§ **Your task**: Turn the rows between the lines holding "desc-text: ，该文件通过文件系统中的 (588, 41, 799, 61)" and "desc-text: 指定。 (45, 219, 99, 238)", inclusive, into a numbered list, leaving out any blank lines.

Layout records
━━━━━━━━━━━━━━━━━━━━━━━━━━━━━━
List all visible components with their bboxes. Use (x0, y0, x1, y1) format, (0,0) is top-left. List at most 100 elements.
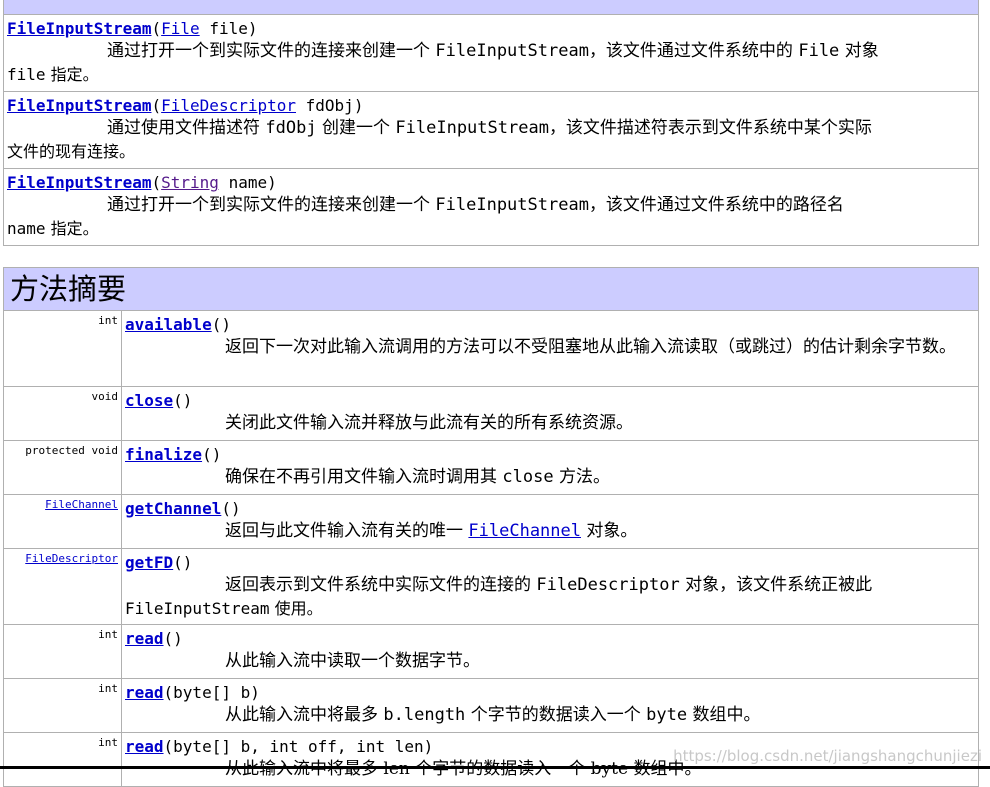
desc-text: ，该文件通过文件系统中的 (588, 41, 799, 61)
desc-code: fdObj (265, 118, 317, 138)
desc-text: 文件的现有连接。 (7, 142, 136, 161)
param-name: fdObj (305, 96, 354, 115)
method-description: 从此输入流中将最多 b.length 个字节的数据读入一个 byte 数组中。 (125, 704, 976, 727)
constructor-signature: FileInputStream(String name) (7, 173, 277, 192)
desc-code: FileInputStream (435, 195, 589, 215)
desc-text: 指定。 (45, 219, 99, 238)
method-link[interactable]: available (125, 315, 212, 334)
method-description-cont: FileInputStream 使用。 (125, 597, 976, 620)
method-link[interactable]: read (125, 683, 164, 702)
constructor-description: 通过使用文件描述符 fdObj 创建一个 FileInputStream，该文件… (7, 117, 976, 140)
method-row: int read() 从此输入流中读取一个数据字节。 (3, 624, 979, 679)
method-description: 返回表示到文件系统中实际文件的连接的 FileDescriptor 对象，该文件… (125, 574, 976, 597)
method-params: () (173, 553, 193, 572)
desc-text: 个字节的数据读入一个 (465, 705, 647, 725)
desc-link[interactable]: FileChannel (468, 521, 581, 541)
method-return-type: int (3, 310, 122, 387)
method-summary-title: 方法摘要 (3, 267, 979, 311)
method-return-type: int (3, 732, 122, 787)
method-row: FileDescriptor getFD() 返回表示到文件系统中实际文件的连接… (3, 548, 979, 625)
desc-code: FileInputStream (435, 41, 589, 61)
desc-text: 对象 (839, 41, 879, 61)
method-link[interactable]: read (125, 629, 164, 648)
method-params: () (163, 629, 183, 648)
desc-code: FileDescriptor (536, 575, 680, 595)
desc-text: 返回与此文件输入流有关的唯一 (225, 521, 469, 541)
desc-text: 使用。 (269, 599, 323, 618)
desc-text: 创建一个 (316, 118, 396, 138)
method-link[interactable]: getFD (125, 553, 173, 572)
constructor-description-cont: 文件的现有连接。 (7, 140, 976, 163)
method-description: 返回与此文件输入流有关的唯一 FileChannel 对象。 (125, 520, 976, 543)
method-params: (byte[] b) (163, 683, 260, 702)
method-link[interactable]: getChannel (125, 499, 221, 518)
method-return-type: int (3, 624, 122, 679)
method-row: int available() 返回下一次对此输入流调用的方法可以不受阻塞地从此… (3, 310, 979, 387)
method-row: void close() 关闭此文件输入流并释放与此流有关的所有系统资源。 (3, 386, 979, 441)
method-params: () (221, 499, 241, 518)
constructor-link[interactable]: FileInputStream (7, 96, 152, 115)
constructor-summary-table: FileInputStream(File file) 通过打开一个到实际文件的连… (3, 0, 979, 246)
desc-text: 通过打开一个到实际文件的连接来创建一个 (107, 195, 436, 215)
constructor-description: 通过打开一个到实际文件的连接来创建一个 FileInputStream，该文件通… (7, 40, 976, 63)
desc-text: 数组中。 (687, 705, 761, 725)
constructor-signature: FileInputStream(FileDescriptor fdObj) (7, 96, 364, 115)
return-type-link[interactable]: FileChannel (45, 498, 118, 511)
watermark: https://blog.csdn.net/jiangshangchunjiez… (673, 747, 982, 765)
constructor-description-cont: name 指定。 (7, 217, 976, 240)
return-type-link[interactable]: FileDescriptor (25, 552, 118, 565)
method-description: 确保在不再引用文件输入流时调用其 close 方法。 (125, 466, 976, 489)
desc-text: 对象，该文件系统正被此 (679, 575, 873, 595)
constructor-row: FileInputStream(String name) 通过打开一个到实际文件… (3, 168, 979, 246)
method-params: (byte[] b, int off, int len) (163, 737, 434, 756)
method-description: 从此输入流中读取一个数据字节。 (225, 651, 480, 671)
method-params: () (211, 315, 231, 334)
constructor-link[interactable]: FileInputStream (7, 19, 152, 38)
constructor-description: 通过打开一个到实际文件的连接来创建一个 FileInputStream，该文件通… (7, 194, 976, 217)
method-link[interactable]: close (125, 391, 173, 410)
desc-code: name (7, 219, 46, 238)
method-description: 关闭此文件输入流并释放与此流有关的所有系统资源。 (225, 413, 633, 433)
constructor-summary-header (3, 0, 979, 15)
desc-text: 指定。 (45, 65, 99, 84)
desc-text: 返回表示到文件系统中实际文件的连接的 (225, 575, 537, 595)
method-summary-table: 方法摘要 int available() 返回下一次对此输入流调用的方法可以不受… (3, 267, 979, 787)
param-type-link[interactable]: String (161, 173, 219, 192)
method-row: protected void finalize() 确保在不再引用文件输入流时调… (3, 440, 979, 495)
param-type-link[interactable]: File (161, 19, 200, 38)
param-name: file (209, 19, 248, 38)
desc-text: 通过打开一个到实际文件的连接来创建一个 (107, 41, 436, 61)
desc-code: close (502, 467, 554, 487)
desc-text: 确保在不再引用文件输入流时调用其 (225, 467, 503, 487)
method-link[interactable]: finalize (125, 445, 202, 464)
desc-code: FileInputStream (395, 118, 549, 138)
constructor-description-cont: file 指定。 (7, 63, 976, 86)
param-name: name (228, 173, 268, 192)
method-row: FileChannel getChannel() 返回与此文件输入流有关的唯一 … (3, 494, 979, 549)
method-description: 返回下一次对此输入流调用的方法可以不受阻塞地从此输入流读取（或跳过）的估计剩余字… (225, 337, 956, 357)
constructor-row: FileInputStream(FileDescriptor fdObj) 通过… (3, 91, 979, 169)
method-return-type: protected void (3, 440, 122, 495)
desc-text: 从此输入流中将最多 (225, 705, 384, 725)
method-params: () (173, 391, 193, 410)
method-link[interactable]: read (125, 737, 164, 756)
desc-code: FileInputStream (125, 599, 270, 618)
constructor-link[interactable]: FileInputStream (7, 173, 152, 192)
method-return-type: void (3, 386, 122, 441)
method-params: () (202, 445, 222, 464)
constructor-signature: FileInputStream(File file) (7, 19, 258, 38)
param-type-link[interactable]: FileDescriptor (161, 96, 296, 115)
desc-text: ，该文件通过文件系统中的路径名 (588, 195, 844, 215)
method-return-type: FileChannel (3, 494, 122, 549)
desc-code: byte (646, 705, 688, 725)
method-row: int read(byte[] b) 从此输入流中将最多 b.length 个字… (3, 678, 979, 733)
desc-code: b.length (383, 705, 466, 725)
desc-text: 对象。 (581, 521, 638, 541)
desc-code: File (798, 41, 840, 61)
desc-code: file (7, 65, 46, 84)
constructor-row: FileInputStream(File file) 通过打开一个到实际文件的连… (3, 14, 979, 92)
desc-text: 方法。 (553, 467, 610, 487)
method-return-type: FileDescriptor (3, 548, 122, 625)
method-return-type: int (3, 678, 122, 733)
desc-text: 通过使用文件描述符 (107, 118, 266, 138)
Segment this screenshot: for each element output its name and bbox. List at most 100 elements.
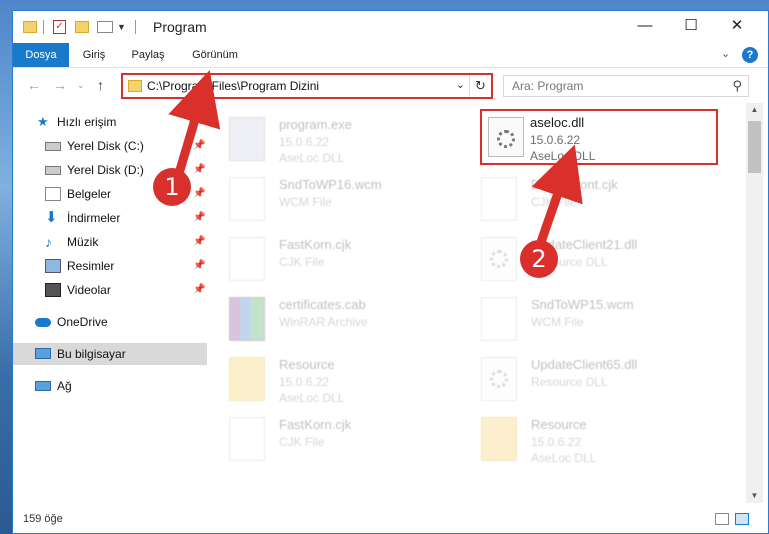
━━━━━━━━━━━━━━━━━━━━━━━━━━━━━━
§ **Solved problem**:
1. desc-text: ，该文件通过文件系统中的 (588, 41, 799, 61)
2. desc-code: fdObj (265, 118, 317, 138)
3. desc-text: 文件的现有连接。 (7, 142, 136, 161)
4. param-name: fdObj (305, 96, 354, 115)
5. method-description: 从此输入流中将最多 b.length 个字节的数据读入一个 byte 数组中。 (125, 704, 976, 727)
6. constructor-signature: FileInputStream(String name) (7, 173, 277, 192)
7. desc-code: FileInputStream (435, 195, 589, 215)
8. desc-text: 指定。 (45, 219, 99, 238)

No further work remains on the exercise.